> _Your task_: How many lines in the records below contain the word "ylabel"? Give only the number.

> _Data excerpts_:
= = = =
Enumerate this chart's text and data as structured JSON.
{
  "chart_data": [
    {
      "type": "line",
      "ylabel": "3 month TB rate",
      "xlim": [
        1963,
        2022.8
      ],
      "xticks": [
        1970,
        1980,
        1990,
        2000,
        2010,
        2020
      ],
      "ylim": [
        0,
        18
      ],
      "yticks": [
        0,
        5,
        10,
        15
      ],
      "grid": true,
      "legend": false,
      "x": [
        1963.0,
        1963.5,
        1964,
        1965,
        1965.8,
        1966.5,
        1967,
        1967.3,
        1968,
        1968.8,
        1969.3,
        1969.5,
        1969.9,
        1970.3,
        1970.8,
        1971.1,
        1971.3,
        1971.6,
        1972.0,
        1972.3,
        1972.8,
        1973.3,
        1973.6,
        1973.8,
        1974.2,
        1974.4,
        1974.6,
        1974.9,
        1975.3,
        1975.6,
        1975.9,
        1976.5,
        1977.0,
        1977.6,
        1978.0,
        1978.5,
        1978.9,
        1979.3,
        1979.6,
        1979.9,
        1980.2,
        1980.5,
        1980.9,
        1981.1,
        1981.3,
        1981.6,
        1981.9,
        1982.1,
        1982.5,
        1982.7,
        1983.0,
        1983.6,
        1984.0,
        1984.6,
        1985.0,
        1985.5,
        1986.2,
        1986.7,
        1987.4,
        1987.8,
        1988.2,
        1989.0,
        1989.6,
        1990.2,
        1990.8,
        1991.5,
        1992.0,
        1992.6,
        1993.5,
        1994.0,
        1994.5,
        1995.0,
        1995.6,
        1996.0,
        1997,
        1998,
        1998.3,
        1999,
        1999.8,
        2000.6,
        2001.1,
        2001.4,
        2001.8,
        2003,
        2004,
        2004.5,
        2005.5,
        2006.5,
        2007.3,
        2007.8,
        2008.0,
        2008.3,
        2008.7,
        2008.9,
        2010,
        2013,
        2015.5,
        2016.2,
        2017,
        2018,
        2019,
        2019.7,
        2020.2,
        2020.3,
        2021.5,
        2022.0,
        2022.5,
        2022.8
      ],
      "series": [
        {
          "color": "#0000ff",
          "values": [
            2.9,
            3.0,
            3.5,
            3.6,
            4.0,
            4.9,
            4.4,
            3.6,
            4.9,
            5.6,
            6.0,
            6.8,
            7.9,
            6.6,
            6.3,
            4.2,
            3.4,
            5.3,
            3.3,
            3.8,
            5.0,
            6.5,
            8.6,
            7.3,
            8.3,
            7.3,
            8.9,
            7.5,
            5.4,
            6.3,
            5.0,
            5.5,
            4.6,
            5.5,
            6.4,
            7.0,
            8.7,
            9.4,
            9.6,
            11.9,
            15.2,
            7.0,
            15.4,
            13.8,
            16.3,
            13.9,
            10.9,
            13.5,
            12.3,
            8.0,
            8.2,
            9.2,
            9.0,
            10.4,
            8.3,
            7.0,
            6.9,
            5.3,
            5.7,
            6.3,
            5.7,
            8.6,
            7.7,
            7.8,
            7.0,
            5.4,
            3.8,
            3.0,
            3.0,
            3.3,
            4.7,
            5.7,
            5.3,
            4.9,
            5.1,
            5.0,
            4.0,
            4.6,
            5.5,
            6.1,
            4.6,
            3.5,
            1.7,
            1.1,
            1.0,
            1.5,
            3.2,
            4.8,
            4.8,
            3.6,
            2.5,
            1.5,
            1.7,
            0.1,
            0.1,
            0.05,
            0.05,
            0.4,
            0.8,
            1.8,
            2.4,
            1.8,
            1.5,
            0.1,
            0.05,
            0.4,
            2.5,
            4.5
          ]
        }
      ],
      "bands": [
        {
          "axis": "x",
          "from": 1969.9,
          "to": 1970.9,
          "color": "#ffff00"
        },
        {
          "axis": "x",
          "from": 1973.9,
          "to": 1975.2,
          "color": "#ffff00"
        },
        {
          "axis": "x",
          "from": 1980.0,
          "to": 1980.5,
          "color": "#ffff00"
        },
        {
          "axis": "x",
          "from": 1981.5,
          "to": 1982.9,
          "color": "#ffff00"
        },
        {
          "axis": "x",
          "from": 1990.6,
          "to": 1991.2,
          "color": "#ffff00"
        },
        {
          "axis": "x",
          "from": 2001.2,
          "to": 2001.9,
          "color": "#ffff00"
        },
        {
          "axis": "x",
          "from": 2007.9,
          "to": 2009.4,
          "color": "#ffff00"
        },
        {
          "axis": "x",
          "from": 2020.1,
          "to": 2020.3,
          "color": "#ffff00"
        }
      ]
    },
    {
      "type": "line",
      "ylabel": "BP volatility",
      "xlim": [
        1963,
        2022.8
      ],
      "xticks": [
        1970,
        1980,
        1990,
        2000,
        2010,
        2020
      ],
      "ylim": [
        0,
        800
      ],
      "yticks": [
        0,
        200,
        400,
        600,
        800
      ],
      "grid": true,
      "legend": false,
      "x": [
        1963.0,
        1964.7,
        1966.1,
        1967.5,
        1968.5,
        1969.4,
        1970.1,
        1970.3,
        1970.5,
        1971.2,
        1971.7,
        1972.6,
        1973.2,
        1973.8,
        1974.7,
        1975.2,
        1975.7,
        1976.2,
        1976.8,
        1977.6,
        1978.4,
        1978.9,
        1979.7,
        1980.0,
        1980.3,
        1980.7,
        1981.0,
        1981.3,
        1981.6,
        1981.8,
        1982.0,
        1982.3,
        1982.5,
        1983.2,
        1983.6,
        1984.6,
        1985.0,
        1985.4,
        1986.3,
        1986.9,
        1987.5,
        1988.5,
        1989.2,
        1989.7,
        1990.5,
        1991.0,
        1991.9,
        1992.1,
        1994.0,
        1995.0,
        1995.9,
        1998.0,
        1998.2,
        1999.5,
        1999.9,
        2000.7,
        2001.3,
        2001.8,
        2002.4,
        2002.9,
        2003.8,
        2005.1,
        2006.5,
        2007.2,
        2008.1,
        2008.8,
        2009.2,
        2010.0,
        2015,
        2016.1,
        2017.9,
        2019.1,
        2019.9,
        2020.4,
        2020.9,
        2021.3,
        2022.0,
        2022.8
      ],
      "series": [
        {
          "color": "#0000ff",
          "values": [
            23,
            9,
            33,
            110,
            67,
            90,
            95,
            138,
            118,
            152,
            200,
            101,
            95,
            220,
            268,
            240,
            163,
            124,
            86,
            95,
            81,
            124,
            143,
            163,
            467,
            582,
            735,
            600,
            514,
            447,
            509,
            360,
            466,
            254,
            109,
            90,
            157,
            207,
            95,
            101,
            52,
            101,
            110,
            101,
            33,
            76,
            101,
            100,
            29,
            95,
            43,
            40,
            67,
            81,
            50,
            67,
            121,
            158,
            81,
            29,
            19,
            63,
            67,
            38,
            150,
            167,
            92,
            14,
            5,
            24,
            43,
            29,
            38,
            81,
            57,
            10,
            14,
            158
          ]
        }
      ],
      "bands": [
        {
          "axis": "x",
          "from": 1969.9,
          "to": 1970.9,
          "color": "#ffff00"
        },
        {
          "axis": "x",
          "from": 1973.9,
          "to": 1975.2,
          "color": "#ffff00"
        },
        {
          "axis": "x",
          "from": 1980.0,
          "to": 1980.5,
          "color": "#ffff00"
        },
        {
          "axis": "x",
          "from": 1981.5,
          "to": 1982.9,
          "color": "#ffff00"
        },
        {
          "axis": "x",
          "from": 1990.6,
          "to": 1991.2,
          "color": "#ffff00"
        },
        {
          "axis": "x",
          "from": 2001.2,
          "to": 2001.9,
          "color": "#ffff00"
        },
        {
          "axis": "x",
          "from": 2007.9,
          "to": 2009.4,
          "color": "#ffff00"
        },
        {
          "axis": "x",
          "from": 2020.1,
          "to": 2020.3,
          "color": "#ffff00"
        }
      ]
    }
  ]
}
= = = =
> _Written response_: 2